─── Texte fourni

Dans son autobiographie consacrée à sa période viennoise,  LE FLAMBEAU DANS L’OREILLE et  JEUX DE REGARDS, Elias Canetti décrit le monde intellectuel de la Mitteleuropa d’avant guerre.
Les figures de Karl Kraus, cynique et omnipotent, Broch, Brecht, Mann, traversent une époque foisonnante de créations et de combats. Les deux grands pôles artistiques et littéraires que sont Vienne et Paris pressentent et refusent le chaos qui se profile.
La personnalité de Robert Musil émerge faiblement dans ce concert d’engagements et de renoncements qui témoigne de l’impuissance des idées, mais également de la force pérenne de l’écrit.


L’homme sans qualités, somme proustienne inachevée, décrit un monde qui va disparaître, La Cacanie, cet empire Austro-Hongrois enserré par l’Allemagne qui s’affirme et ses peuples qui se découvrent. Il cherche une issue à son déclin en marche et se découvre à travers « L’action parallèle » un embryon de « Roman de l’Energie Nationale » réservé à une élite d’un cosmopolitisme social improbable. Si Proust décrivait des hommes et des lieux qui se côtoient dans un temps immuable, Musil propose un monde d’altérité restreinte et un universel qui se meurt.

──────

▶ **Consigne**: Reproduisez intégralement le texte sur Canetti et Musil, sans la moindre modification. Les items proviennent d'une source distincte.

─── Entrées

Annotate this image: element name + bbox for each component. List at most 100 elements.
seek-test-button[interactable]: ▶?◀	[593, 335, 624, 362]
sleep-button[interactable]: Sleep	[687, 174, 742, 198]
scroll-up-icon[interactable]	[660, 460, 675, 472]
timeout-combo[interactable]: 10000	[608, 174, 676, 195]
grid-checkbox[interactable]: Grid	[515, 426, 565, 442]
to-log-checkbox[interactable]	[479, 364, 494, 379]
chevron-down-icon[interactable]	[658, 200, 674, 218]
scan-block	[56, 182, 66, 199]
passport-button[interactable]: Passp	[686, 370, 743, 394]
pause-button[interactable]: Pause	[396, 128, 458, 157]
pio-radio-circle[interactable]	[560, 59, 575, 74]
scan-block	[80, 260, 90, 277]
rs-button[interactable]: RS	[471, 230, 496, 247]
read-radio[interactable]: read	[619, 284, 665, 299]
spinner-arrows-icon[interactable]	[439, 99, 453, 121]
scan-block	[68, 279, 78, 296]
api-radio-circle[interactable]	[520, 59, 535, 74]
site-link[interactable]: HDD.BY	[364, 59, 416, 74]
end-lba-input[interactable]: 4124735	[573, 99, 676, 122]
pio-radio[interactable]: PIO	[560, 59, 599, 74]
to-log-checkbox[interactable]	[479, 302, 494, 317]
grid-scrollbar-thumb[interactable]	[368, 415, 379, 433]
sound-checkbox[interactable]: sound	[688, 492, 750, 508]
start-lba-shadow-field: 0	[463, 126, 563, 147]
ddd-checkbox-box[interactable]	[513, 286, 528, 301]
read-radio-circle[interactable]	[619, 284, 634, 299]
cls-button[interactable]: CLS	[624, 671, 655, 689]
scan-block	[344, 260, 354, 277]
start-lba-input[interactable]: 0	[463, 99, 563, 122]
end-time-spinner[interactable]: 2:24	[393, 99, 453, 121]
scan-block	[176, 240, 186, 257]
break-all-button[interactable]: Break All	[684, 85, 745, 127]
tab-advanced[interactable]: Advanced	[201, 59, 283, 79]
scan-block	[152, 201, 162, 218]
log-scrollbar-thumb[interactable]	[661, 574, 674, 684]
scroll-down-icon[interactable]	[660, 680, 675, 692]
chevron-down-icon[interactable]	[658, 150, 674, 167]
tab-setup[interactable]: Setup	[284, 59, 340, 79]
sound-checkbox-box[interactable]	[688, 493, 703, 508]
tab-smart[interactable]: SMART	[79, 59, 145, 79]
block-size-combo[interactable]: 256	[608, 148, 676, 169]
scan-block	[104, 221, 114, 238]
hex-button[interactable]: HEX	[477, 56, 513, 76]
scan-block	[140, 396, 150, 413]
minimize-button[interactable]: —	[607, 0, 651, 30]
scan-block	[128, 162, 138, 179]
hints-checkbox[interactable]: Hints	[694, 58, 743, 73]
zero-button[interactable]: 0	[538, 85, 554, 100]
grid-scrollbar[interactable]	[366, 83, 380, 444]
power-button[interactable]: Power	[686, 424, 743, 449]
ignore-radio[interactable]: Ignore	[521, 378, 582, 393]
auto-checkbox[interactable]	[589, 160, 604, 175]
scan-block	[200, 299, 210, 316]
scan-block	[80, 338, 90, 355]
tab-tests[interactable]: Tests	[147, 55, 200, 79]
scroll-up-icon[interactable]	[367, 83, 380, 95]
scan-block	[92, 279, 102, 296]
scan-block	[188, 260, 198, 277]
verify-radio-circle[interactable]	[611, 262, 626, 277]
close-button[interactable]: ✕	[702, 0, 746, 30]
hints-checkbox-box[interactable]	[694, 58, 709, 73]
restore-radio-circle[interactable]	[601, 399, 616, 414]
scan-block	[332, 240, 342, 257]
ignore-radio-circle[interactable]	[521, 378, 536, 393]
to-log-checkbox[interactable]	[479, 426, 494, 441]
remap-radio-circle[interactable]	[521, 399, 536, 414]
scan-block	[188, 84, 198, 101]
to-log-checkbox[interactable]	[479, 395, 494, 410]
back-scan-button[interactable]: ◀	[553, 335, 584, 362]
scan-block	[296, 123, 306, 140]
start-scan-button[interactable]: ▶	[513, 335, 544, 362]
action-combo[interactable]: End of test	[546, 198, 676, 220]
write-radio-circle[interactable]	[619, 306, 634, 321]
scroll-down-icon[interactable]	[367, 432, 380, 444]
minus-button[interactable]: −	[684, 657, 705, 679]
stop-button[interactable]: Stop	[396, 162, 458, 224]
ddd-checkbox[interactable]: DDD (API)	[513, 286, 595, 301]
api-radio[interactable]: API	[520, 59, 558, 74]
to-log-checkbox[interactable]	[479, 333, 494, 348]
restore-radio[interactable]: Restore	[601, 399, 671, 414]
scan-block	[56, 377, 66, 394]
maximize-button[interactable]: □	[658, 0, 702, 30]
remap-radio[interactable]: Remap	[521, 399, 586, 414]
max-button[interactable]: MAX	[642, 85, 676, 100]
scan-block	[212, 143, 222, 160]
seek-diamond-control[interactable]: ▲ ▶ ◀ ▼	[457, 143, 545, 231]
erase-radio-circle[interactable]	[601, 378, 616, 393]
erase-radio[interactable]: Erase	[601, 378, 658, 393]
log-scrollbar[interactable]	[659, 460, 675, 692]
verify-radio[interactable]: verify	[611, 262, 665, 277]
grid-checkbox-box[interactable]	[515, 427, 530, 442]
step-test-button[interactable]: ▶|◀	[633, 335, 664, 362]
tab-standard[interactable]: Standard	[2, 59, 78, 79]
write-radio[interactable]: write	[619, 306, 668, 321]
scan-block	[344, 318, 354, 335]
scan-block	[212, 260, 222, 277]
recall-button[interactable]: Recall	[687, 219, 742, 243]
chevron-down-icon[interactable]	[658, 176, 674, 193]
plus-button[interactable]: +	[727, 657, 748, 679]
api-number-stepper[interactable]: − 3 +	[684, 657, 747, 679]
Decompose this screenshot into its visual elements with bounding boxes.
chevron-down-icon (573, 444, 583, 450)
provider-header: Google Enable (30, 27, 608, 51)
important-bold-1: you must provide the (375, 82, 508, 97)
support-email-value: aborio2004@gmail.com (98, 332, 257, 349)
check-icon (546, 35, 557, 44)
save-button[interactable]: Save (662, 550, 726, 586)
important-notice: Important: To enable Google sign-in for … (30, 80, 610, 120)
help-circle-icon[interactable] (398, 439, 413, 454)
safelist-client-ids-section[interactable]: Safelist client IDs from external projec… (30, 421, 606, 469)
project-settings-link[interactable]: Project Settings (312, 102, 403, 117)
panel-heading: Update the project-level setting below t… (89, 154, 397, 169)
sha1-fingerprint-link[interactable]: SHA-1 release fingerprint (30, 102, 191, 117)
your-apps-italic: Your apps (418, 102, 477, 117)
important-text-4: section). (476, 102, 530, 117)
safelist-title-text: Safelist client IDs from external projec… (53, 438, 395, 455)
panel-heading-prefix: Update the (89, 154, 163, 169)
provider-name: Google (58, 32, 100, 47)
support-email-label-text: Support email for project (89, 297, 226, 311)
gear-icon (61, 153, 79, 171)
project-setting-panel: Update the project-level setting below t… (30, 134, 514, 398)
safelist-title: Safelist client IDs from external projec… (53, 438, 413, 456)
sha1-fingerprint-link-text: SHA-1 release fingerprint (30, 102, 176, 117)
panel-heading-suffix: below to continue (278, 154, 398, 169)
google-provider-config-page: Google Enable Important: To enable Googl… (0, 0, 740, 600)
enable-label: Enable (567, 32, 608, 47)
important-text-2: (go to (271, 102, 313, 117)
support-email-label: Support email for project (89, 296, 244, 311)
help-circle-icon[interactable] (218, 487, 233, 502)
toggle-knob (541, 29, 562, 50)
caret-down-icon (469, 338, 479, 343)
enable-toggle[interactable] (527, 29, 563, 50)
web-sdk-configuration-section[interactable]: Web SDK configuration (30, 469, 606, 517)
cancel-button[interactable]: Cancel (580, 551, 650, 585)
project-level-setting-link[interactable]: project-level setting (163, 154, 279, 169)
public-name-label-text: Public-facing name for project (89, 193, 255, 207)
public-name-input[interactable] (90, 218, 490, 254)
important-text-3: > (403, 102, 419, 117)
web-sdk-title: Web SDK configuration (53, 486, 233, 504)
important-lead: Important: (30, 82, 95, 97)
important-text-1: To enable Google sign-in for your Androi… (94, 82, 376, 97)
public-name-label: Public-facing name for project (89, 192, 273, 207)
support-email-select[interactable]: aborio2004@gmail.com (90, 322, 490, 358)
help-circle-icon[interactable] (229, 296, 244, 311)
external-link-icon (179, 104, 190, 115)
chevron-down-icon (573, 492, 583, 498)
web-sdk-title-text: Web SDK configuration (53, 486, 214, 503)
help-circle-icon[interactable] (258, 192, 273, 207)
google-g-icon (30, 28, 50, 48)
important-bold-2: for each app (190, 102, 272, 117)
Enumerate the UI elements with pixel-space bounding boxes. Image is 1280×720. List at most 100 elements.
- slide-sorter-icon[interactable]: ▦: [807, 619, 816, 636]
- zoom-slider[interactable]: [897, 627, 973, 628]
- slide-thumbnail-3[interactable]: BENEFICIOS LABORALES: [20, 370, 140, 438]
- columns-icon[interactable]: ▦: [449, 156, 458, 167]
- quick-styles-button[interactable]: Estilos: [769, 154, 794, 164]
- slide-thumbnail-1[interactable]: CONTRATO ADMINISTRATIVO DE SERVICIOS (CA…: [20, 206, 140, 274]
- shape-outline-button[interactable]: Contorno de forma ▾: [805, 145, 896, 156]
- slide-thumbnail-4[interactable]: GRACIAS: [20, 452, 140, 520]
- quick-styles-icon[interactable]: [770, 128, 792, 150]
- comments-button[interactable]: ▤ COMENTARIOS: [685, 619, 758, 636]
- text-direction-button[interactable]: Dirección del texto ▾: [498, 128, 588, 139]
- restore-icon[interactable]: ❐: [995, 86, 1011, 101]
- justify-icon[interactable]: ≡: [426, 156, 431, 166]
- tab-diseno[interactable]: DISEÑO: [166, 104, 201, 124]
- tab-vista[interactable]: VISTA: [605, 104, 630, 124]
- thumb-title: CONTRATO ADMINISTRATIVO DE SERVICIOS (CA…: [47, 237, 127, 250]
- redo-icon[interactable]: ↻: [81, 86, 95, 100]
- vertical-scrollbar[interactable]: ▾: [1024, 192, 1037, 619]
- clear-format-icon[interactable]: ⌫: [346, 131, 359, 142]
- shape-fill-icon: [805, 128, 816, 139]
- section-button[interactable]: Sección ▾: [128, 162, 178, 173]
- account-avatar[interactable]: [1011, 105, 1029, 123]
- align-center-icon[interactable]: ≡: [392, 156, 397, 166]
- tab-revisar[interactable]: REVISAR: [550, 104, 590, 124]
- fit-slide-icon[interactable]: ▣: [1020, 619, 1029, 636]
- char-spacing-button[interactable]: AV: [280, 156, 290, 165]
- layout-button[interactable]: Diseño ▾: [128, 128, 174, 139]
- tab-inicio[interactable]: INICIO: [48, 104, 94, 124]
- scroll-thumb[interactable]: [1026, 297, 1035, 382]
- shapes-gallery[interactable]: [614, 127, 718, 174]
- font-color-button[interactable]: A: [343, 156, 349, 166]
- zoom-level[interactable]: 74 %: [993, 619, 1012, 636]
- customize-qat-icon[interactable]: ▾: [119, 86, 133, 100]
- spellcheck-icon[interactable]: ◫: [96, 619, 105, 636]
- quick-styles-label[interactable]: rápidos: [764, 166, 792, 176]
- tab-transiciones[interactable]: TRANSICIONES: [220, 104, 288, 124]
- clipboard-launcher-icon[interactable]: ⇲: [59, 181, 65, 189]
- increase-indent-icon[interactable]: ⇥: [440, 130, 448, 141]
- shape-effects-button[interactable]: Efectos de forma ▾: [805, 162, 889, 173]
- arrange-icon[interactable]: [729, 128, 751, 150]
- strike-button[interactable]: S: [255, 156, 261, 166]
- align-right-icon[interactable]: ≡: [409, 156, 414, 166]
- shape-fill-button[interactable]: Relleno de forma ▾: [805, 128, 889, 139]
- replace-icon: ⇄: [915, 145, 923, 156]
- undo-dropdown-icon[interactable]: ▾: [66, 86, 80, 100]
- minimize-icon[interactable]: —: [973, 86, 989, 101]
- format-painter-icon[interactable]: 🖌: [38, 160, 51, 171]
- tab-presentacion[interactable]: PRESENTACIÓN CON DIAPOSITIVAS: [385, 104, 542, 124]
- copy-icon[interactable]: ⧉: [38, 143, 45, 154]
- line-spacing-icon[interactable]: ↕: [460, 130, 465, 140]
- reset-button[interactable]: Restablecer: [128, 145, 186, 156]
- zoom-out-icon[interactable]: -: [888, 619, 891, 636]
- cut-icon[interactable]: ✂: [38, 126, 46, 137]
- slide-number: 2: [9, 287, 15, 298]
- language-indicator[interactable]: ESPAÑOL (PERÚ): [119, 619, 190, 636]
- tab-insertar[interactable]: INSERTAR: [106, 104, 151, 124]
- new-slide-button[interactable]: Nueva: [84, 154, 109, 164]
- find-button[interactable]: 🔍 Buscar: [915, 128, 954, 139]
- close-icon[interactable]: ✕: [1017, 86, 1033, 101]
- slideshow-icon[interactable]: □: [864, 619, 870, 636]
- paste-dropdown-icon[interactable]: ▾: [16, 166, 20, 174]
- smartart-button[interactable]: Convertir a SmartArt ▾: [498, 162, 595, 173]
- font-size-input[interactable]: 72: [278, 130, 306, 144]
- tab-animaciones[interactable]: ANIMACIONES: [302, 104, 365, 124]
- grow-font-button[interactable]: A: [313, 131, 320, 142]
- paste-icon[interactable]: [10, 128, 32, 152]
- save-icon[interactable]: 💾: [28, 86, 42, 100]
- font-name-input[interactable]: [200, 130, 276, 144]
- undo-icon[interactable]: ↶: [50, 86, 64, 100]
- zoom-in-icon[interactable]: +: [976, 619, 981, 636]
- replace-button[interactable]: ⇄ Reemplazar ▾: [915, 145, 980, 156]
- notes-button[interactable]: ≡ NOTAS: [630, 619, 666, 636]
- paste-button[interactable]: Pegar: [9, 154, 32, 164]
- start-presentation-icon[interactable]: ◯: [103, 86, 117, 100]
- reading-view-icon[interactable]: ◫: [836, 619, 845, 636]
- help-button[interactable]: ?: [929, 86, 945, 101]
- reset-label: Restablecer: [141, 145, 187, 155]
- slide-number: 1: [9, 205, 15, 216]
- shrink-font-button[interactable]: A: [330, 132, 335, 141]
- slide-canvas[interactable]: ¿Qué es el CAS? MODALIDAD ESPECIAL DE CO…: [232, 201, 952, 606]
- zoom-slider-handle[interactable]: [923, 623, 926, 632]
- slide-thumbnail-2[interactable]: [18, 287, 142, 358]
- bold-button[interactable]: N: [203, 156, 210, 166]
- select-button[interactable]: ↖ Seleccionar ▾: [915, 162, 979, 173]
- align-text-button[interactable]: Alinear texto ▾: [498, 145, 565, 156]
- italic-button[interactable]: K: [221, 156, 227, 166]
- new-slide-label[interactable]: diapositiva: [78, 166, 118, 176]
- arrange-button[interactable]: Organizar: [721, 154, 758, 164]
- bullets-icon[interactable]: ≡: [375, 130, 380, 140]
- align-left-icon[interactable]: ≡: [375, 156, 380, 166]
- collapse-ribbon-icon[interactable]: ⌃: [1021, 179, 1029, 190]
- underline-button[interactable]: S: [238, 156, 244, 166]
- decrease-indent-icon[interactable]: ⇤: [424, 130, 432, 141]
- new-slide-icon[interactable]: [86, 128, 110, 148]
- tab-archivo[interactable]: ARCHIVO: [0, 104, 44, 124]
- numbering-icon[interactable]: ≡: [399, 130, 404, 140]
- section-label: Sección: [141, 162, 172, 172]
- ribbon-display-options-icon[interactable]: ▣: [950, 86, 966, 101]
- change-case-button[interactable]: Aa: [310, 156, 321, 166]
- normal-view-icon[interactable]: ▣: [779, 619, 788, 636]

──────

▶ **Résultat obtenu**:
Dans son autobiographie consacrée à sa période viennoise,  LE FLAMBEAU DANS L’OREILLE et  JEUX DE REGARDS, Elias Canetti décrit le monde intellectuel de la Mitteleuropa d’avant guerre.
Les figures de Karl Kraus, cynique et omnipotent, Broch, Brecht, Mann, traversent une époque foisonnante de créations et de combats. Les deux grands pôles artistiques et littéraires que sont Vienne et Paris pressentent et refusent le chaos qui se profile.
La personnalité de Robert Musil émerge faiblement dans ce concert d’engagements et de renoncements qui témoigne de l’impuissance des idées, mais également de la force pérenne de l’écrit.


L’homme sans qualités, somme proustienne inachevée, décrit un monde qui va disparaître, La Cacanie, cet empire Austro-Hongrois enserré par l’Allemagne qui s’affirme et ses peuples qui se découvrent. Il cherche une issue à son déclin en marche et se découvre à travers « L’action parallèle » un embryon de « Roman de l’Energie Nationale » réservé à une élite d’un cosmopolitisme social improbable. Si Proust décrivait des hommes et des lieux qui se côtoient dans un temps immuable, Musil propose un monde d’altérité restreinte et un universel qui se meurt.